§ **SET EXERCISE**:
Where a line in the listing contains the string "staat", copy that line out.

═════ RECORDS FOR THE TASK

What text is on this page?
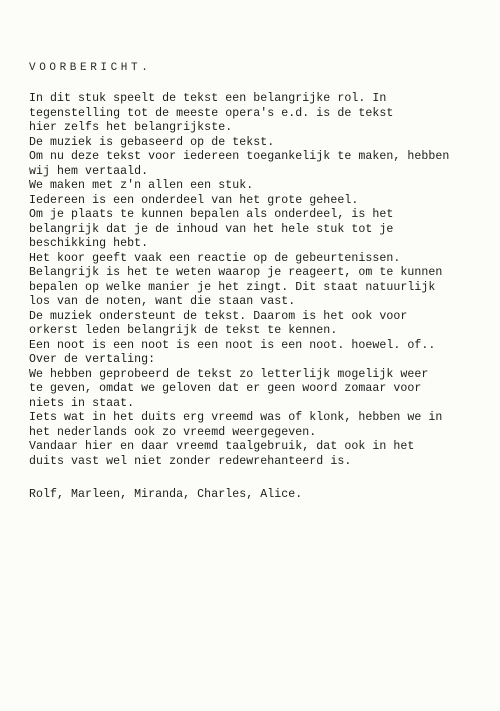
VOORBERICHT.
In dit stuk speelt de tekst een belangrijke rol. In
tegenstelling tot de meeste opera's e.d. is de tekst
hier zelfs het belangrijkste.
De muziek is gebaseerd op de tekst.
Om nu deze tekst voor iedereen toegankelijk te maken, hebben
wij hem vertaald.
We maken met z'n allen een stuk.
Iedereen is een onderdeel van het grote geheel.
Om je plaats te kunnen bepalen als onderdeel, is het
belangrijk dat je de inhoud van het hele stuk tot je
beschikking hebt.
Het koor geeft vaak een reactie op de gebeurtenissen.
Belangrijk is het te weten waarop je reageert, om te kunnen
bepalen op welke manier je het zingt. Dit staat natuurlijk
los van de noten, want die staan vast.
De muziek ondersteunt de tekst. Daarom is het ook voor
orkerst leden belangrijk de tekst te kennen.
Een noot is een noot is een noot is een noot. hoewel. of..
Over de vertaling:
We hebben geprobeerd de tekst zo letterlijk mogelijk weer
te geven, omdat we geloven dat er geen woord zomaar voor
niets in staat.
Iets wat in het duits erg vreemd was of klonk, hebben we in
het nederlands ook zo vreemd weergegeven.
Vandaar hier en daar vreemd taalgebruik, dat ook in het
duits vast wel niet zonder redewrehanteerd is.
Rolf, Marleen, Miranda, Charles, Alice.
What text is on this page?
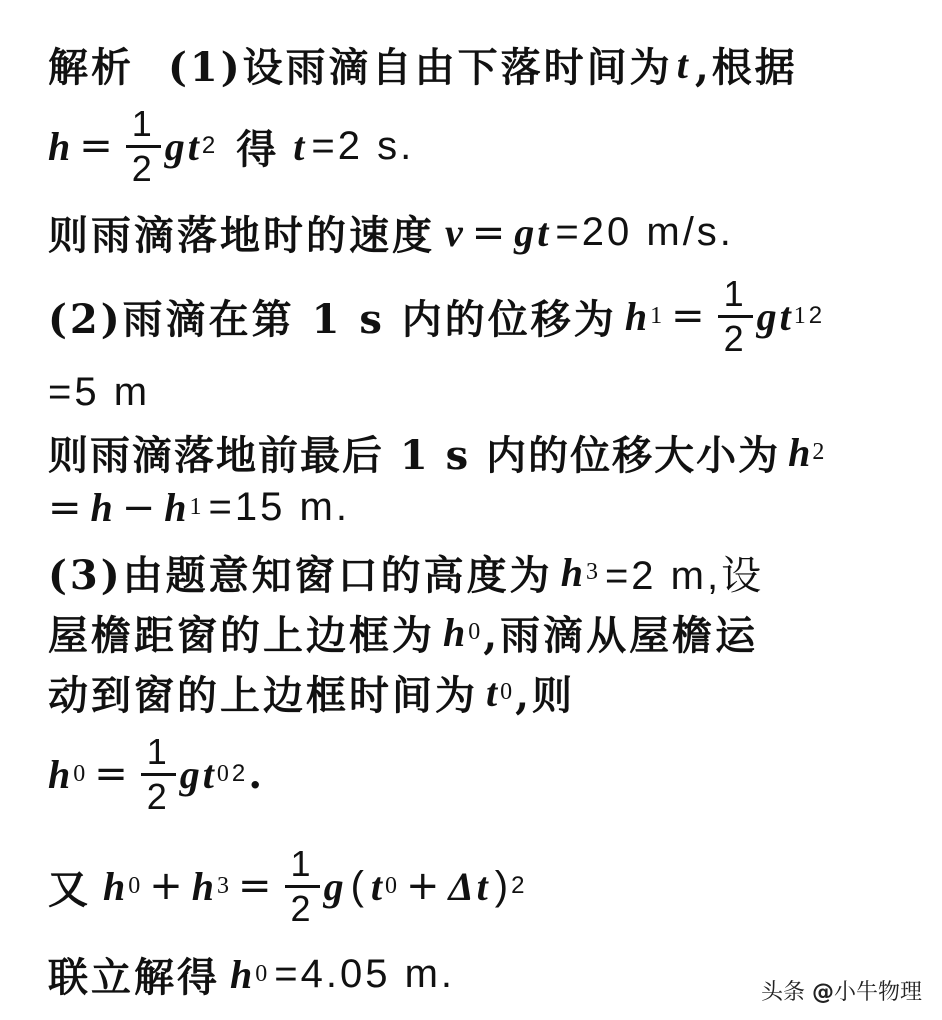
解析 (1)设雨滴自由下落时间为 t ,根据
$h = \frac{1}{2}$ gt 2 得 t =2 s.
则雨滴落地时的速度 v = gt =20 m/s.
(2)雨滴在第 1 s 内的位移为 h $1 = \frac{1}{2}$ gt 1 2
=5 m
则雨滴落地前最后 1 s 内的位移大小为 h 2
= h − h 1 =15 m.
(3)由题意知窗口的高度为 h 3 =2 m,设
屋檐距窗的上边框为 h 0 ,雨滴从屋檐运
动到窗的上边框时间为 t 0 ,则
h $0 = \frac{1}{2}$ gt 0 2 .
又 h 0 + h $3 = \frac{1}{2}$ g ( t 0 + Δt ) 2
联立解得 h 0 =4.05 m.	头条 @小牛物理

══════════

§ **THE ANSWER**:
bepalen op welke manier je het zingt. Dit staat natuurlijk
niets in staat.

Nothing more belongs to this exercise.